▸ **DIRECTIONS FOR THIS TASK**: Copy out the listing word for word, starting at its first line and ending at the line that contains "- north-america: [149, 49, 373, 239]", with both of those lines included.
━━━ EXERCISE INPUT
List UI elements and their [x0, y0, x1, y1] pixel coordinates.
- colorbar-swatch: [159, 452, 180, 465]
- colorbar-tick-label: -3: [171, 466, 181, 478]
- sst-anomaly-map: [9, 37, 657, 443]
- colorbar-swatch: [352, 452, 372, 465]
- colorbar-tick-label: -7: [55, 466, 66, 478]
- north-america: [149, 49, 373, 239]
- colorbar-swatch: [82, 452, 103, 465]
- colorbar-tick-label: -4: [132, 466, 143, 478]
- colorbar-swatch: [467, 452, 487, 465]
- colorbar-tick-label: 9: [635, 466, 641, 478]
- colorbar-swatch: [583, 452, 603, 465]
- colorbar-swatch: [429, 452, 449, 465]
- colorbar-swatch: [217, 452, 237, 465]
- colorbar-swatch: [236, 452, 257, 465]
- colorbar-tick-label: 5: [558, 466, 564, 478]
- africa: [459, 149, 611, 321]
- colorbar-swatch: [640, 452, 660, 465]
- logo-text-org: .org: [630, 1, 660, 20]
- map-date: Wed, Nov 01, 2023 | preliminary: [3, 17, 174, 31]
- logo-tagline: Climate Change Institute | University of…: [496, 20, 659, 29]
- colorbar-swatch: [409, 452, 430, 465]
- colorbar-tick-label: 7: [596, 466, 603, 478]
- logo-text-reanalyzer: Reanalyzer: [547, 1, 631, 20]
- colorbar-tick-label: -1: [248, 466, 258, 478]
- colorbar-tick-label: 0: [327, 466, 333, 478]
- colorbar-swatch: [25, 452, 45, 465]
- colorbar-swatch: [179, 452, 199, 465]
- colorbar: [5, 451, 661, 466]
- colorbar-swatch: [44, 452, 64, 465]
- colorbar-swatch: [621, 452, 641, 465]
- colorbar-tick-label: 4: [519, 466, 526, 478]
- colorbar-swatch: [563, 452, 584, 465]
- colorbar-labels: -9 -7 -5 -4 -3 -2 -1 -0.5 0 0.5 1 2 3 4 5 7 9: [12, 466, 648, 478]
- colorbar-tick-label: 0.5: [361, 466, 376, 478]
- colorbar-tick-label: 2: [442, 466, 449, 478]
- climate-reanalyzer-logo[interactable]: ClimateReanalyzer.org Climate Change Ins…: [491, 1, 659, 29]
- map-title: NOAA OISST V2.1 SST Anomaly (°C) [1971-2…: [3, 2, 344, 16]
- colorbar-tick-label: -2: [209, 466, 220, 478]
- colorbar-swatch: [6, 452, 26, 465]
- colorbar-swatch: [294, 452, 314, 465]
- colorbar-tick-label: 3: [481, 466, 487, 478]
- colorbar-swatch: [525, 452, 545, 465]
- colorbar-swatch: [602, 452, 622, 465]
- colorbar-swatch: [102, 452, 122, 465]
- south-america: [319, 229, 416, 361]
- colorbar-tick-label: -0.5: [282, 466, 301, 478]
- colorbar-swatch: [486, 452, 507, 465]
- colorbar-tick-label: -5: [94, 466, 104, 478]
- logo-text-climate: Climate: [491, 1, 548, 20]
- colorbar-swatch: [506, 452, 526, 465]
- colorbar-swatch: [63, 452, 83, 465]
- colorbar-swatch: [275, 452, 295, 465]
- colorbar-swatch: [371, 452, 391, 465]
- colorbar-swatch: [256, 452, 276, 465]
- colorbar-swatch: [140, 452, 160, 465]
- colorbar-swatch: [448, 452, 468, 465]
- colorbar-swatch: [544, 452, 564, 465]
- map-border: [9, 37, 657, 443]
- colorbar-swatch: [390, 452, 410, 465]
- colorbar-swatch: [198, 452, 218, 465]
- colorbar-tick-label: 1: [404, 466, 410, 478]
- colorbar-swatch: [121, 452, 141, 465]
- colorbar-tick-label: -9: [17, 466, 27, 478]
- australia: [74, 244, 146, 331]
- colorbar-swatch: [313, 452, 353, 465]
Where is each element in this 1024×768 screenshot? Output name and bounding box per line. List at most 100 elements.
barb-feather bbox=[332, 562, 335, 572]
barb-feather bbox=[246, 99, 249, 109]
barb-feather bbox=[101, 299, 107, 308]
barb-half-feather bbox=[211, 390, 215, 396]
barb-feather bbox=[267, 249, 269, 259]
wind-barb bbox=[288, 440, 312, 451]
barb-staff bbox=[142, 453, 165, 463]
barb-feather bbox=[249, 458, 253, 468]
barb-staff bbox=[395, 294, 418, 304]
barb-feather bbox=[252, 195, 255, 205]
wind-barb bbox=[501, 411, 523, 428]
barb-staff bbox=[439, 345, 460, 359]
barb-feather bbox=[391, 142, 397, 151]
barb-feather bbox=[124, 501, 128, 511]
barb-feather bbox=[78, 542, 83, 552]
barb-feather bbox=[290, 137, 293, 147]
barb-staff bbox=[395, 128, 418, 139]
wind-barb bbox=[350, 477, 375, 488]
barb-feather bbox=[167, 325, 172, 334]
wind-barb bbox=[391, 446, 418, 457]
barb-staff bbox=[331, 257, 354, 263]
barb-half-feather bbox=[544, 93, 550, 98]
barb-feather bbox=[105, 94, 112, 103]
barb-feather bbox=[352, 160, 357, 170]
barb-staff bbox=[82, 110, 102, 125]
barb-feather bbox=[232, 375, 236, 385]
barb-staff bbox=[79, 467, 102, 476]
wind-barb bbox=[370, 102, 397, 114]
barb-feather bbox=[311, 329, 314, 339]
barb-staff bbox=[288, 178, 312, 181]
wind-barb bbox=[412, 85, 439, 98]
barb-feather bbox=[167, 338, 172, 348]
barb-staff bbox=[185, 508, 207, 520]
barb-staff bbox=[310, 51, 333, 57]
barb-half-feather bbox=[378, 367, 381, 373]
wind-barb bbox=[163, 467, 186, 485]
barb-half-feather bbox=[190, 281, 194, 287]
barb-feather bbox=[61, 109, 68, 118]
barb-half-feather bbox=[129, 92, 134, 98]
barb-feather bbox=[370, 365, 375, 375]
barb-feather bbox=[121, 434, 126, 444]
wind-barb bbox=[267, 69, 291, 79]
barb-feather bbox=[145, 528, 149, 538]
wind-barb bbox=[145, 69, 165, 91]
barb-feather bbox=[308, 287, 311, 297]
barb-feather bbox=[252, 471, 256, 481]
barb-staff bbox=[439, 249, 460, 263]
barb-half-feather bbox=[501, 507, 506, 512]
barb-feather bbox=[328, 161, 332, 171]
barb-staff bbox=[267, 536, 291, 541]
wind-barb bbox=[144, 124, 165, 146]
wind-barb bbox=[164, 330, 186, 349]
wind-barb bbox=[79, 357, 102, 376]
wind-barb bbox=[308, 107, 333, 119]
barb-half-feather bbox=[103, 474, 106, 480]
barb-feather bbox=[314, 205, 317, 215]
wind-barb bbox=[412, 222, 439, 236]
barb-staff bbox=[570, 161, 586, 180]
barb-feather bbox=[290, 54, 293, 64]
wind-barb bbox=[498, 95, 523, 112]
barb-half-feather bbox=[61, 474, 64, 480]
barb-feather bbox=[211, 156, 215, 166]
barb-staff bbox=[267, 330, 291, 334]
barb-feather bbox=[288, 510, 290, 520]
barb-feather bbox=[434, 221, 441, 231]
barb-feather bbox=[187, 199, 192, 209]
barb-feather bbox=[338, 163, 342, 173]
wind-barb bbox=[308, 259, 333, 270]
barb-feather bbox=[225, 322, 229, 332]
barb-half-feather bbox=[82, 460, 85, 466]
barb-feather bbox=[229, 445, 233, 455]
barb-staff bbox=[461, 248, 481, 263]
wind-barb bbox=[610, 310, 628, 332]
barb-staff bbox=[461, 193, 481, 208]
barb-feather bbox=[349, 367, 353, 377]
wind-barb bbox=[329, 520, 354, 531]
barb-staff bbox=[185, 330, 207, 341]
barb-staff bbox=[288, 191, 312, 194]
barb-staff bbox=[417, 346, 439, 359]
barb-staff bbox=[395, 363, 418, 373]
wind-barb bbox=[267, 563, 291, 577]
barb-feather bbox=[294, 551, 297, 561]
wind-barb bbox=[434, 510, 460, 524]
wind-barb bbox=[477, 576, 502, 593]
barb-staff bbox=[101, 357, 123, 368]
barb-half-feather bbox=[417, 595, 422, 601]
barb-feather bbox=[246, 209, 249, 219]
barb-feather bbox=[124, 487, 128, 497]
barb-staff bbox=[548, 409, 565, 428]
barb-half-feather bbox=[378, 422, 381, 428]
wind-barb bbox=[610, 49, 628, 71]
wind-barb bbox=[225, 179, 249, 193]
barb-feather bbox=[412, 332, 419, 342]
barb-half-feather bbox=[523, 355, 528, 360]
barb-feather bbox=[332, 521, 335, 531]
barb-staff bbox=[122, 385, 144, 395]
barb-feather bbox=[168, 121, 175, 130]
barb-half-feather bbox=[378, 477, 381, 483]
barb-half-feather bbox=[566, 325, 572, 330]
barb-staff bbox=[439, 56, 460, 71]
━━━━━━
▸ **SOLUTION TO THIS EXERCISE**:
List UI elements and their [x0, y0, x1, y1] pixel coordinates.
- colorbar-swatch: [159, 452, 180, 465]
- colorbar-tick-label: -3: [171, 466, 181, 478]
- sst-anomaly-map: [9, 37, 657, 443]
- colorbar-swatch: [352, 452, 372, 465]
- colorbar-tick-label: -7: [55, 466, 66, 478]
- north-america: [149, 49, 373, 239]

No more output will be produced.